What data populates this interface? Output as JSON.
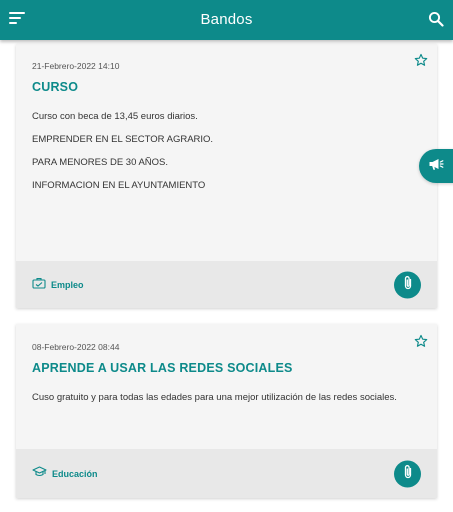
{
  "app": {
    "title": "Bandos"
  },
  "colors": {
    "primary": "#0d8a8a",
    "card_bg": "#f5f5f5",
    "footer_bg": "#e8e8e8"
  },
  "posts": [
    {
      "date": "21-Febrero-2022 14:10",
      "title": "CURSO",
      "body": [
        "Curso con beca de 13,45 euros diarios.",
        "EMPRENDER EN EL SECTOR AGRARIO.",
        "PARA MENORES DE 30 AÑOS.",
        "INFORMACION EN EL AYUNTAMIENTO"
      ],
      "category": {
        "label": "Empleo",
        "icon": "briefcase-icon"
      },
      "attachment_icon": "paperclip-icon",
      "favorite_icon": "star-outline-icon"
    },
    {
      "date": "08-Febrero-2022 08:44",
      "title": "APRENDE A USAR LAS REDES SOCIALES",
      "body": [
        "Cuso gratuito y para todas las edades para una mejor utilización de las redes sociales."
      ],
      "category": {
        "label": "Educación",
        "icon": "graduation-cap-icon"
      },
      "attachment_icon": "paperclip-icon",
      "favorite_icon": "star-outline-icon"
    }
  ],
  "side_tab": {
    "icon": "megaphone-icon"
  }
}
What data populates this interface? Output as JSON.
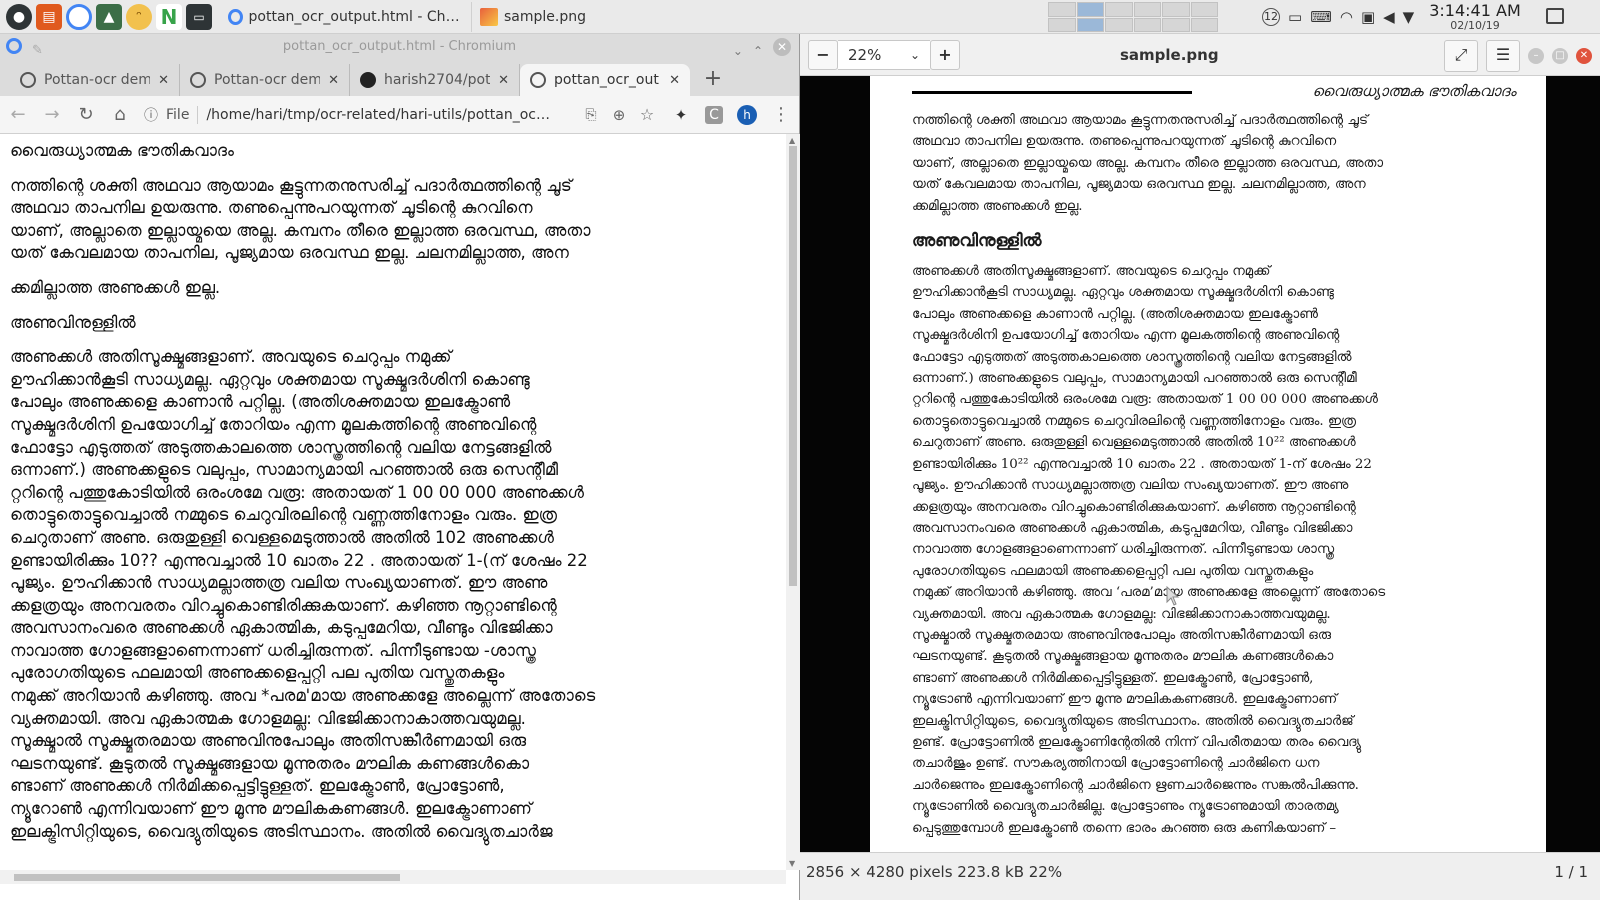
{
  "panel": {
    "tasks": [
      {
        "label": "pottan_ocr_output.html - Chromiu…"
      },
      {
        "label": "sample.png"
      }
    ],
    "battery_label": "12",
    "clock_time": "3:14:41 AM",
    "clock_date": "02/10/19"
  },
  "chromium": {
    "window_title": "pottan_ocr_output.html - Chromium",
    "tabs": [
      {
        "label": "Pottan-ocr dem"
      },
      {
        "label": "Pottan-ocr dem"
      },
      {
        "label": "harish2704/pot"
      },
      {
        "label": "pottan_ocr_out"
      }
    ],
    "scheme_label": "File",
    "url": "/home/hari/tmp/ocr-related/hari-utils/pottan_oc…",
    "avatar_letter": "h",
    "content": {
      "heading": "വൈരുധ്യാത്മക ഭൗതികവാദം",
      "p1": "നത്തിന്റെ ശക്തി അഥവാ ആയാമം കൂട്ടുന്നതനുസരിച്ച് പദാർത്ഥത്തിന്റെ ചൂട്\nഅഥവാ താപനില ഉയരുന്നു. തണുപ്പെന്നുപറയുന്നത് ചൂടിന്റെ കുറവിനെ\nയാണ്, അല്ലാതെ ഇല്ലായ്മയെ അല്ല. കമ്പനം തീരെ ഇല്ലാത്ത ഒരവസ്ഥ, അതാ\nയത് കേവലമായ താപനില, പൂജ്യമായ ഒരവസ്ഥ ഇല്ല. ചലനമില്ലാത്ത, അന",
      "p2": "ക്കമില്ലാത്ത അണുക്കൾ ഇല്ല.",
      "p3": "അണുവിനുള്ളിൽ",
      "p4": "അണുക്കൾ അതിസൂക്ഷ്മങ്ങളാണ്. അവയുടെ ചെറുപ്പം നമുക്ക്\nഊഹിക്കാൻകൂടി സാധ്യമല്ല. ഏറ്റവും ശക്തമായ സൂക്ഷ്മദർശിനി കൊണ്ടു\nപോലും അണുക്കളെ കാണാൻ പറ്റില്ല. (അതിശക്തമായ ഇലക്ട്രോൺ\nസൂക്ഷ്മദർശിനി ഉപയോഗിച്ച് തോറിയം എന്ന മൂലകത്തിന്റെ അണുവിന്റെ\nഫോട്ടോ എടുത്തത് അടുത്തകാലത്തെ ശാസ്ത്രത്തിന്റെ വലിയ നേട്ടങ്ങളിൽ\nഒന്നാണ്.) അണുക്കളുടെ വലുപ്പം, സാമാന്യമായി പറഞ്ഞാൽ ഒരു സെന്റീമീ\nറ്ററിന്റെ പത്തുകോടിയിൽ ഒരംശമേ വരൂ: അതായത് 1 00 00 000 അണുക്കൾ\nതൊട്ടുതൊട്ടുവെച്ചാൽ നമ്മുടെ ചെറുവിരലിന്റെ വണ്ണത്തിനോളം വരും. ഇത്ര\nചെറുതാണ് അണു. ഒരുതുള്ളി വെള്ളമെടുത്താൽ അതിൽ 102 അണുക്കൾ\nഉണ്ടായിരിക്കും 10?? എന്നുവച്ചാൽ 10 ഖാതം 22 . അതായത് 1-(ന് ശേഷം 22\nപൂജ്യം. ഊഹിക്കാൻ സാധ്യമല്ലാത്തത്ര വലിയ സംഖ്യയാണത്. ഈ അണു\nക്കളത്രയും അനവരതം വിറച്ചുകൊണ്ടിരിക്കുകയാണ്. കഴിഞ്ഞ നൂറ്റാണ്ടിന്റെ\nഅവസാനംവരെ അണുക്കൾ ഏകാത്മിക, കടുപ്പമേറിയ, വീണ്ടും വിഭജിക്കാ\nനാവാത്ത ഗോളങ്ങളാണെന്നാണ് ധരിച്ചിരുന്നത്. പിന്നീടുണ്ടായ -ശാസ്ത്ര\nപുരോഗതിയുടെ ഫലമായി അണുക്കളെപ്പറ്റി പല പുതിയ വസ്തുതകളും\nനമുക്ക് അറിയാൻ കഴിഞ്ഞു. അവ *പരമ'മായ അണുക്കളേ അല്ലെന്ന് അതോടെ\nവ്യക്തമായി. അവ ഏകാത്മക ഗോളമല്ല: വിഭജിക്കാനാകാത്തവയുമല്ല.\nസൂക്ഷ്മാൽ സൂക്ഷ്മതരമായ അണുവിനുപോലും അതിസങ്കീർണമായി ഒരു\nഘടനയുണ്ട്. കൂടുതൽ സൂക്ഷ്മങ്ങളായ മൂന്നുതരം മൗലിക കണങ്ങൾകൊ\nണ്ടാണ് അണുക്കൾ നിർമിക്കപ്പെട്ടിട്ടുള്ളത്. ഇലക്ട്രോൺ, പ്രോട്ടോൺ,\nന്യൂറോൺ എന്നിവയാണ് ഈ മൂന്നു മൗലികകണങ്ങൾ. ഇലക്ട്രോണാണ്\nഇലക്ട്രിസിറ്റിയുടെ, വൈദ്യുതിയുടെ അടിസ്ഥാനം. അതിൽ വൈദ്യുതചാർജ"
    }
  },
  "viewer": {
    "zoom": "22%",
    "title": "sample.png",
    "status_info": "2856 × 4280 pixels  223.8 kB   22%",
    "page_indicator": "1 / 1",
    "scan": {
      "header": "വൈരുധ്യാത്മക ഭൗതികവാദം",
      "p1": "നത്തിന്റെ ശക്തി അഥവാ ആയാമം കൂട്ടുന്നതനുസരിച്ച് പദാർത്ഥത്തിന്റെ ചൂട്\nഅഥവാ താപനില ഉയരുന്നു. തണുപ്പെന്നുപറയുന്നത് ചൂടിന്റെ കുറവിനെ\nയാണ്, അല്ലാതെ ഇല്ലായ്മയെ അല്ല. കമ്പനം തീരെ ഇല്ലാത്ത ഒരവസ്ഥ, അതാ\nയത് കേവലമായ താപനില, പൂജ്യമായ ഒരവസ്ഥ ഇല്ല. ചലനമില്ലാത്ത, അന\nക്കമില്ലാത്ത അണുക്കൾ ഇല്ല.",
      "section": "അണുവിനുള്ളിൽ",
      "p2": "        അണുക്കൾ അതിസൂക്ഷ്മങ്ങളാണ്. അവയുടെ ചെറുപ്പം നമുക്ക്\nഊഹിക്കാൻകൂടി സാധ്യമല്ല. ഏറ്റവും ശക്തമായ സൂക്ഷ്മദർശിനി കൊണ്ടു\nപോലും അണുക്കളെ കാണാൻ പറ്റില്ല. (അതിശക്തമായ ഇലക്ട്രോൺ\nസൂക്ഷ്മദർശിനി ഉപയോഗിച്ച് തോറിയം എന്ന മൂലകത്തിന്റെ അണുവിന്റെ\nഫോട്ടോ എടുത്തത് അടുത്തകാലത്തെ ശാസ്ത്രത്തിന്റെ വലിയ നേട്ടങ്ങളിൽ\nഒന്നാണ്.) അണുക്കളുടെ വലുപ്പം, സാമാന്യമായി പറഞ്ഞാൽ ഒരു സെന്റീമീ\nറ്ററിന്റെ പത്തുകോടിയിൽ ഒരംശമേ വരൂ: അതായത് 1 00 00 000 അണുക്കൾ\nതൊട്ടുതൊട്ടുവെച്ചാൽ നമ്മുടെ ചെറുവിരലിന്റെ വണ്ണത്തിനോളം വരും. ഇത്ര\nചെറുതാണ് അണു. ഒരുതുള്ളി വെള്ളമെടുത്താൽ അതിൽ 10²² അണുക്കൾ\nഉണ്ടായിരിക്കും 10²² എന്നുവച്ചാൽ 10 ഖാതം 22 . അതായത് 1-ന് ശേഷം 22\nപൂജ്യം. ഊഹിക്കാൻ സാധ്യമല്ലാത്തത്ര വലിയ സംഖ്യയാണത്. ഈ അണു\nക്കളത്രയും അനവരതം വിറച്ചുകൊണ്ടിരിക്കുകയാണ്. കഴിഞ്ഞ നൂറ്റാണ്ടിന്റെ\nഅവസാനംവരെ അണുക്കൾ ഏകാത്മിക, കടുപ്പമേറിയ, വീണ്ടും വിഭജിക്കാ\nനാവാത്ത ഗോളങ്ങളാണെന്നാണ് ധരിച്ചിരുന്നത്. പിന്നീടുണ്ടായ ശാസ്ത്ര\nപുരോഗതിയുടെ ഫലമായി അണുക്കളെപ്പറ്റി പല പുതിയ വസ്തുതകളും\nനമുക്ക് അറിയാൻ കഴിഞ്ഞു. അവ ‘പരമ’മായ അണുക്കളേ അല്ലെന്ന് അതോടെ\nവ്യക്തമായി. അവ ഏകാത്മക ഗോളമല്ല: വിഭജിക്കാനാകാത്തവയുമല്ല.\nസൂക്ഷ്മാൽ സൂക്ഷ്മതരമായ അണുവിനുപോലും അതിസങ്കീർണമായി ഒരു\nഘടനയുണ്ട്. കൂടുതൽ സൂക്ഷ്മങ്ങളായ മൂന്നുതരം മൗലിക കണങ്ങൾകൊ\nണ്ടാണ് അണുക്കൾ നിർമിക്കപ്പെട്ടിട്ടുള്ളത്. ഇലക്ട്രോൺ, പ്രോട്ടോൺ,\nന്യൂട്രോൺ എന്നിവയാണ് ഈ മൂന്നു മൗലികകണങ്ങൾ. ഇലക്ട്രോണാണ്\nഇലക്ട്രിസിറ്റിയുടെ, വൈദ്യുതിയുടെ അടിസ്ഥാനം. അതിൽ വൈദ്യുതചാർജ്\nഉണ്ട്. പ്രോട്ടോണിൽ ഇലക്ട്രോണിന്റേതിൽ നിന്ന് വിപരീതമായ തരം വൈദ്യു\nതചാർജും ഉണ്ട്. സൗകര്യത്തിനായി പ്രോട്ടോണിന്റെ ചാർജിനെ ധന\nചാർജെന്നും ഇലക്ട്രോണിന്റെ ചാർജിനെ ഋണചാർജെന്നും സങ്കൽപിക്കുന്നു.\nന്യൂട്രോണിൽ വൈദ്യുതചാർജില്ല. പ്രോട്ടോണും ന്യൂട്രോണുമായി താരതമ്യ\nപ്പെടുത്തുമ്പോൾ ഇലക്ട്രോൺ തന്നെ ഭാരം കുറഞ്ഞ ഒരു കണികയാണ് –"
    }
  }
}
□ □ □ □ □
- WHAT NEEDS TO BE DONE -
How many lines in the records hold the string "ചലനമ"? Reply with the number alone.

- SOLUTION FOR THIS EXERCISE -
2